Count, in the entries below, the lines in which "image" occurs. Give the number, nothing more.

Stored data entries
═══
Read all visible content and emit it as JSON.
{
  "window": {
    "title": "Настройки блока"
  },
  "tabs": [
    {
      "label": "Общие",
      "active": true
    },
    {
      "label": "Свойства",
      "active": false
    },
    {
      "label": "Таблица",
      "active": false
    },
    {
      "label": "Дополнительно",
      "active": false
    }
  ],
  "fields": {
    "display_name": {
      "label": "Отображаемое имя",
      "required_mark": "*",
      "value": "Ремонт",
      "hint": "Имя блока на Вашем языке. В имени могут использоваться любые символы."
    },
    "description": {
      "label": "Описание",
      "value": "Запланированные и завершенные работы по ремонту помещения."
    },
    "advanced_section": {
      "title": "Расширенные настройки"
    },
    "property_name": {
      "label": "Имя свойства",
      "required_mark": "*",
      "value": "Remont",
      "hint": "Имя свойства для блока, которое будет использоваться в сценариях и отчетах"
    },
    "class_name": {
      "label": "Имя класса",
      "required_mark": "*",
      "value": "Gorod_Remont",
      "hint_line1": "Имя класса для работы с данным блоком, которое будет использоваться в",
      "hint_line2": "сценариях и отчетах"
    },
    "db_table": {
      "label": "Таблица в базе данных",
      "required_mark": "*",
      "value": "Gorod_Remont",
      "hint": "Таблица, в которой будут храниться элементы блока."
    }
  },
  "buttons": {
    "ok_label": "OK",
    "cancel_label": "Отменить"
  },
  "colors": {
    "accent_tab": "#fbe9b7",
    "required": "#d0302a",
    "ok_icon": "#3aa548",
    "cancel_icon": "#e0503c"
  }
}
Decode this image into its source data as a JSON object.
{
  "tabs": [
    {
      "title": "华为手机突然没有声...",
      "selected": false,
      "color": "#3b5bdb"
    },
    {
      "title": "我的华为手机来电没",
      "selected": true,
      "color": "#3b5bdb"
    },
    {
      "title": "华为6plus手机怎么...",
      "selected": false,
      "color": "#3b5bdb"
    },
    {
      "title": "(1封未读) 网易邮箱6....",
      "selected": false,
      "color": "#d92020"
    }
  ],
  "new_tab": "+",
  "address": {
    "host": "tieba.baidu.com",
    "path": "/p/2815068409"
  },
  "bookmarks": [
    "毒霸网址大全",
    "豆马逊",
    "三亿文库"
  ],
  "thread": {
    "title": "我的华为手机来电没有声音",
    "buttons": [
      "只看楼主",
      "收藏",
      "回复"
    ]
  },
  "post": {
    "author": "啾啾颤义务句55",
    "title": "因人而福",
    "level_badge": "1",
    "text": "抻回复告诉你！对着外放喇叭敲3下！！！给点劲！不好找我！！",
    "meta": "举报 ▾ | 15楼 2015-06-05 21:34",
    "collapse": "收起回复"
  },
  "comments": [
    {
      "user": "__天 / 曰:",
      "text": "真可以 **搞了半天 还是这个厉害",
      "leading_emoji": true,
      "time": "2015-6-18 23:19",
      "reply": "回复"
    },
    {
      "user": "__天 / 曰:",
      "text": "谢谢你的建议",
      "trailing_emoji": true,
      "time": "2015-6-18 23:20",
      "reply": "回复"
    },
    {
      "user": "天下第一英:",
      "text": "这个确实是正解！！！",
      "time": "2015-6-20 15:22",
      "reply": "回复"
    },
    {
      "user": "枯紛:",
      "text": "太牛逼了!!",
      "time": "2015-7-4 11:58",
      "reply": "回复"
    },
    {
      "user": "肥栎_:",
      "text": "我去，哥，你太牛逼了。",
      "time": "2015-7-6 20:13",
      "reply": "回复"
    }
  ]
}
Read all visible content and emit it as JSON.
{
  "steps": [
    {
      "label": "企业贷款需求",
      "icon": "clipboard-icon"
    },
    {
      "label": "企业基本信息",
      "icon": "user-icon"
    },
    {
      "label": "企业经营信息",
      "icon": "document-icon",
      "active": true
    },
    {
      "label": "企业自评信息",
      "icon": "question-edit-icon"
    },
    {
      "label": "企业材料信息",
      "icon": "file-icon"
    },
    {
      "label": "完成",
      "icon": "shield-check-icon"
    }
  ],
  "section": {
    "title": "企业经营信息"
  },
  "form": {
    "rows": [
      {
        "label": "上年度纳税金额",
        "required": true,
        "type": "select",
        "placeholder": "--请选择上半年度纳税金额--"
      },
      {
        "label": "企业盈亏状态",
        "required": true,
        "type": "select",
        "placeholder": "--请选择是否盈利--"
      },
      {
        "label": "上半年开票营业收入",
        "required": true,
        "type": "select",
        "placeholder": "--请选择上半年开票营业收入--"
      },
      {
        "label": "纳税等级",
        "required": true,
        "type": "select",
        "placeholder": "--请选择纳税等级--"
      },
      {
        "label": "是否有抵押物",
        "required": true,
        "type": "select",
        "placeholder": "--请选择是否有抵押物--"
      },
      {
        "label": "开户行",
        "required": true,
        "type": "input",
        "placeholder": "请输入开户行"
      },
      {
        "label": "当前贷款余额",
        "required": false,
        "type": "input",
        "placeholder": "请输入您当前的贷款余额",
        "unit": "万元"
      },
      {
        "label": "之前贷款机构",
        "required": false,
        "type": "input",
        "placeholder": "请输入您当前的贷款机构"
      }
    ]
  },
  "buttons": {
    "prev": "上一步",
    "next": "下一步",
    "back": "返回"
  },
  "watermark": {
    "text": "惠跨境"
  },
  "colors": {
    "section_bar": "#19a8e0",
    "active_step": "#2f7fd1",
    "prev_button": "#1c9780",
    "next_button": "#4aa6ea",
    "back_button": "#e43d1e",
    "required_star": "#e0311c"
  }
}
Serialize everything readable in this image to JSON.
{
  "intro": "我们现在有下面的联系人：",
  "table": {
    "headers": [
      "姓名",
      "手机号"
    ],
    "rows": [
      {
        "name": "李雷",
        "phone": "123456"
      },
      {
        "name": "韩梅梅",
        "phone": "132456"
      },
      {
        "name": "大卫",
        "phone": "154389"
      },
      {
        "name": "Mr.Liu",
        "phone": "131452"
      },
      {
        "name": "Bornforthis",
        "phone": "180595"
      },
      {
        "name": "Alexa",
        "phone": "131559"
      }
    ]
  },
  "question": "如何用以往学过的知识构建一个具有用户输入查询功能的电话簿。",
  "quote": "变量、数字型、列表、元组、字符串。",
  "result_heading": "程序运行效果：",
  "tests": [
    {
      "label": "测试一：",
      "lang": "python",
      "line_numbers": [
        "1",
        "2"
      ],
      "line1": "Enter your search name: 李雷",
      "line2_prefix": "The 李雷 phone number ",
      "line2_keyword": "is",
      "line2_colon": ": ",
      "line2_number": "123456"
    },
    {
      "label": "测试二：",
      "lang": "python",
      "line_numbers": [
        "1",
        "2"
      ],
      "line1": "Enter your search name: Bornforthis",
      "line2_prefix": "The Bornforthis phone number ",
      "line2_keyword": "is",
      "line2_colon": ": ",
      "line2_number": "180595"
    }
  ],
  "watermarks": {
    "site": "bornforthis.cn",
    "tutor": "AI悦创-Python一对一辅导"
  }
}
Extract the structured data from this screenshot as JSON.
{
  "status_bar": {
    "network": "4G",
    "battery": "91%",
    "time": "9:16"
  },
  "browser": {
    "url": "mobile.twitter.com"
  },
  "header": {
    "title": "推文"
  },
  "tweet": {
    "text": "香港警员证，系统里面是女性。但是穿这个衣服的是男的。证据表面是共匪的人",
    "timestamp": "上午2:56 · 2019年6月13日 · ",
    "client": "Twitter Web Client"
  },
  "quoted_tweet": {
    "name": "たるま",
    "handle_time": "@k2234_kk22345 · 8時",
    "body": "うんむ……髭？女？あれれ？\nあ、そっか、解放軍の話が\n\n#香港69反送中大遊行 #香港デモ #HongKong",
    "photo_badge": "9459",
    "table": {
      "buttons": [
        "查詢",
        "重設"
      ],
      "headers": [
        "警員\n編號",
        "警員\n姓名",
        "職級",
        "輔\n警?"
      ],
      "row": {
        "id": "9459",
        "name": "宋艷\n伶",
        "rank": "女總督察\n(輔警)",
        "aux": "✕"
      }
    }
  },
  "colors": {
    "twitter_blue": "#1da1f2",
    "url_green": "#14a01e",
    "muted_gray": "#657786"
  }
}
═══
Written response:
2